**Your instructions**
Copy out the whole listing exactly as written, leaving the pictures behind.

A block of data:
+===+

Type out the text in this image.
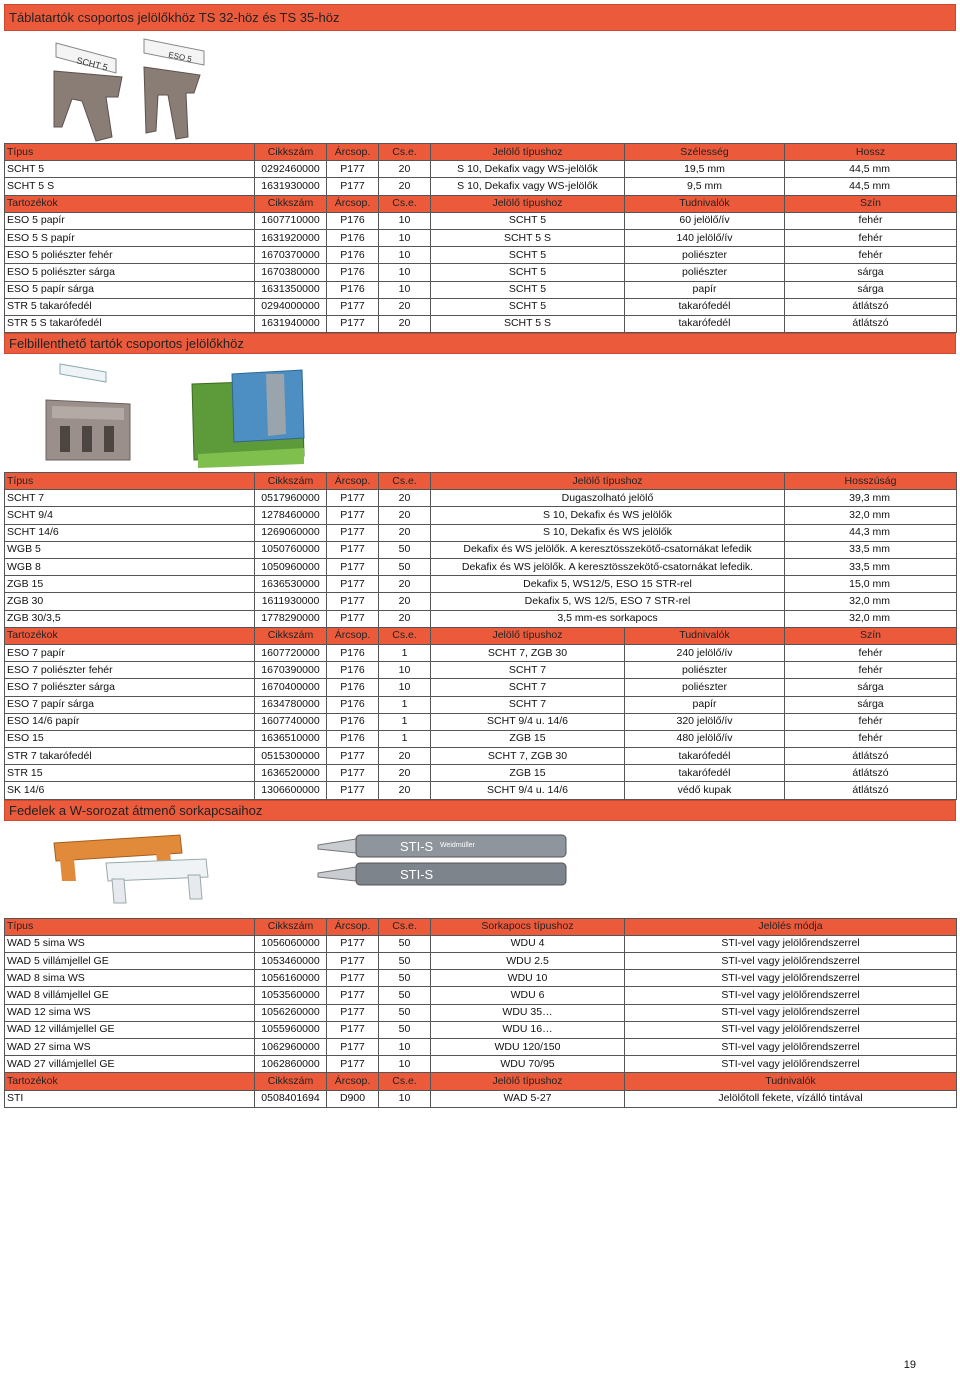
Táblatartók csoportos jelölőkhöz TS 32-höz és TS 35-höz
SCHT 5	ESO 5
Típus	Cikkszám	Árcsop.	Cs.e.	Jelölő típushoz	Szélesség	Hossz
SCHT 5	0292460000	P177	20	S 10, Dekafix vagy WS-jelölők	19,5 mm	44,5 mm
SCHT 5 S	1631930000	P177	20	S 10, Dekafix vagy WS-jelölők	9,5 mm	44,5 mm
Tartozékok	Cikkszám	Árcsop.	Cs.e.	Jelölő típushoz	Tudnivalók	Szín
ESO 5 papír	1607710000	P176	10	SCHT 5	60 jelölő/ív	fehér
ESO 5 S papír	1631920000	P176	10	SCHT 5 S	140 jelölő/ív	fehér
ESO 5 poliészter fehér	1670370000	P176	10	SCHT 5	poliészter	fehér
ESO 5 poliészter sárga	1670380000	P176	10	SCHT 5	poliészter	sárga
ESO 5 papír sárga	1631350000	P176	10	SCHT 5	papír	sárga
STR 5 takarófedél	0294000000	P177	20	SCHT 5	takarófedél	átlátszó
STR 5 S takarófedél	1631940000	P177	20	SCHT 5 S	takarófedél	átlátszó
Felbillenthető tartók csoportos jelölőkhöz
Típus	Cikkszám	Árcsop.	Cs.e.	Jelölő típushoz		Hosszúság
SCHT 7	0517960000	P177	20	Dugaszolható jelölő		39,3 mm
SCHT 9/4	1278460000	P177	20	S 10, Dekafix és WS jelölők		32,0 mm
SCHT 14/6	1269060000	P177	20	S 10, Dekafix és WS jelölők		44,3 mm
WGB 5	1050760000	P177	50	Dekafix és WS jelölők. A keresztösszekötő-csatornákat lefedik		33,5 mm
WGB 8	1050960000	P177	50	Dekafix és WS jelölők. A keresztösszekötő-csatornákat lefedik.		33,5 mm
ZGB 15	1636530000	P177	20	Dekafix 5, WS12/5, ESO 15 STR-rel		15,0 mm
ZGB 30	1611930000	P177	20	Dekafix 5, WS 12/5, ESO 7 STR-rel		32,0 mm
ZGB 30/3,5	1778290000	P177	20	3,5 mm-es sorkapocs		32,0 mm
Tartozékok	Cikkszám	Árcsop.	Cs.e.	Jelölő típushoz	Tudnivalók	Szín
ESO 7 papír	1607720000	P176	1	SCHT 7, ZGB 30	240 jelölő/ív	fehér
ESO 7 poliészter fehér	1670390000	P176	10	SCHT 7	poliészter	fehér
ESO 7 poliészter sárga	1670400000	P176	10	SCHT 7	poliészter	sárga
ESO 7 papír sárga	1634780000	P176	1	SCHT 7	papír	sárga
ESO 14/6 papír	1607740000	P176	1	SCHT 9/4 u. 14/6	320 jelölő/ív	fehér
ESO 15	1636510000	P176	1	ZGB 15	480 jelölő/ív	fehér
STR 7 takarófedél	0515300000	P177	20	SCHT 7, ZGB 30	takarófedél	átlátszó
STR 15	1636520000	P177	20	ZGB 15	takarófedél	átlátszó
SK 14/6	1306600000	P177	20	SCHT 9/4 u. 14/6	védő kupak	átlátszó
Fedelek a W-sorozat átmenő sorkapcsaihoz
STI-S Weidmüller
STI-S
Típus	Cikkszám	Árcsop.	Cs.e.	Sorkapocs típushoz	Jelölés módja
WAD 5 sima WS	1056060000	P177	50	WDU 4	STI-vel vagy jelölőrendszerrel
WAD 5 villámjellel GE	1053460000	P177	50	WDU 2.5	STI-vel vagy jelölőrendszerrel
WAD 8 sima WS	1056160000	P177	50	WDU 10	STI-vel vagy jelölőrendszerrel
WAD 8 villámjellel GE	1053560000	P177	50	WDU 6	STI-vel vagy jelölőrendszerrel
WAD 12 sima WS	1056260000	P177	50	WDU 35…	STI-vel vagy jelölőrendszerrel
WAD 12 villámjellel GE	1055960000	P177	50	WDU 16…	STI-vel vagy jelölőrendszerrel
WAD 27 sima WS	1062960000	P177	10	WDU 120/150	STI-vel vagy jelölőrendszerrel
WAD 27 villámjellel GE	1062860000	P177	10	WDU 70/95	STI-vel vagy jelölőrendszerrel
Tartozékok	Cikkszám	Árcsop.	Cs.e.	Jelölő típushoz	Tudnivalók
STI	0508401694	D900	10	WAD 5-27	Jelölőtoll fekete, vízálló tintával
19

+===+

**Reply to the task**
Type out the text in this image.
Táblatartók csoportos jelölőkhöz TS 32-höz és TS 35-höz
SCHT 5	ESO 5
Típus	Cikkszám	Árcsop.	Cs.e.	Jelölő típushoz	Szélesség	Hossz
SCHT 5	0292460000	P177	20	S 10, Dekafix vagy WS-jelölők	19,5 mm	44,5 mm
SCHT 5 S	1631930000	P177	20	S 10, Dekafix vagy WS-jelölők	9,5 mm	44,5 mm
Tartozékok	Cikkszám	Árcsop.	Cs.e.	Jelölő típushoz	Tudnivalók	Szín
ESO 5 papír	1607710000	P176	10	SCHT 5	60 jelölő/ív	fehér
ESO 5 S papír	1631920000	P176	10	SCHT 5 S	140 jelölő/ív	fehér
ESO 5 poliészter fehér	1670370000	P176	10	SCHT 5	poliészter	fehér
ESO 5 poliészter sárga	1670380000	P176	10	SCHT 5	poliészter	sárga
ESO 5 papír sárga	1631350000	P176	10	SCHT 5	papír	sárga
STR 5 takarófedél	0294000000	P177	20	SCHT 5	takarófedél	átlátszó
STR 5 S takarófedél	1631940000	P177	20	SCHT 5 S	takarófedél	átlátszó
Felbillenthető tartók csoportos jelölőkhöz
Típus	Cikkszám	Árcsop.	Cs.e.	Jelölő típushoz		Hosszúság
SCHT 7	0517960000	P177	20	Dugaszolható jelölő		39,3 mm
SCHT 9/4	1278460000	P177	20	S 10, Dekafix és WS jelölők		32,0 mm
SCHT 14/6	1269060000	P177	20	S 10, Dekafix és WS jelölők		44,3 mm
WGB 5	1050760000	P177	50	Dekafix és WS jelölők. A keresztösszekötő-csatornákat lefedik		33,5 mm
WGB 8	1050960000	P177	50	Dekafix és WS jelölők. A keresztösszekötő-csatornákat lefedik.		33,5 mm
ZGB 15	1636530000	P177	20	Dekafix 5, WS12/5, ESO 15 STR-rel		15,0 mm
ZGB 30	1611930000	P177	20	Dekafix 5, WS 12/5, ESO 7 STR-rel		32,0 mm
ZGB 30/3,5	1778290000	P177	20	3,5 mm-es sorkapocs		32,0 mm
Tartozékok	Cikkszám	Árcsop.	Cs.e.	Jelölő típushoz	Tudnivalók	Szín
ESO 7 papír	1607720000	P176	1	SCHT 7, ZGB 30	240 jelölő/ív	fehér
ESO 7 poliészter fehér	1670390000	P176	10	SCHT 7	poliészter	fehér
ESO 7 poliészter sárga	1670400000	P176	10	SCHT 7	poliészter	sárga
ESO 7 papír sárga	1634780000	P176	1	SCHT 7	papír	sárga
ESO 14/6 papír	1607740000	P176	1	SCHT 9/4 u. 14/6	320 jelölő/ív	fehér
ESO 15	1636510000	P176	1	ZGB 15	480 jelölő/ív	fehér
STR 7 takarófedél	0515300000	P177	20	SCHT 7, ZGB 30	takarófedél	átlátszó
STR 15	1636520000	P177	20	ZGB 15	takarófedél	átlátszó
SK 14/6	1306600000	P177	20	SCHT 9/4 u. 14/6	védő kupak	átlátszó
Fedelek a W-sorozat átmenő sorkapcsaihoz
STI-S Weidmüller
STI-S
Típus	Cikkszám	Árcsop.	Cs.e.	Sorkapocs típushoz	Jelölés módja
WAD 5 sima WS	1056060000	P177	50	WDU 4	STI-vel vagy jelölőrendszerrel
WAD 5 villámjellel GE	1053460000	P177	50	WDU 2.5	STI-vel vagy jelölőrendszerrel
WAD 8 sima WS	1056160000	P177	50	WDU 10	STI-vel vagy jelölőrendszerrel
WAD 8 villámjellel GE	1053560000	P177	50	WDU 6	STI-vel vagy jelölőrendszerrel
WAD 12 sima WS	1056260000	P177	50	WDU 35…	STI-vel vagy jelölőrendszerrel
WAD 12 villámjellel GE	1055960000	P177	50	WDU 16…	STI-vel vagy jelölőrendszerrel
WAD 27 sima WS	1062960000	P177	10	WDU 120/150	STI-vel vagy jelölőrendszerrel
WAD 27 villámjellel GE	1062860000	P177	10	WDU 70/95	STI-vel vagy jelölőrendszerrel
Tartozékok	Cikkszám	Árcsop.	Cs.e.	Jelölő típushoz	Tudnivalók
STI	0508401694	D900	10	WAD 5-27	Jelölőtoll fekete, vízálló tintával
19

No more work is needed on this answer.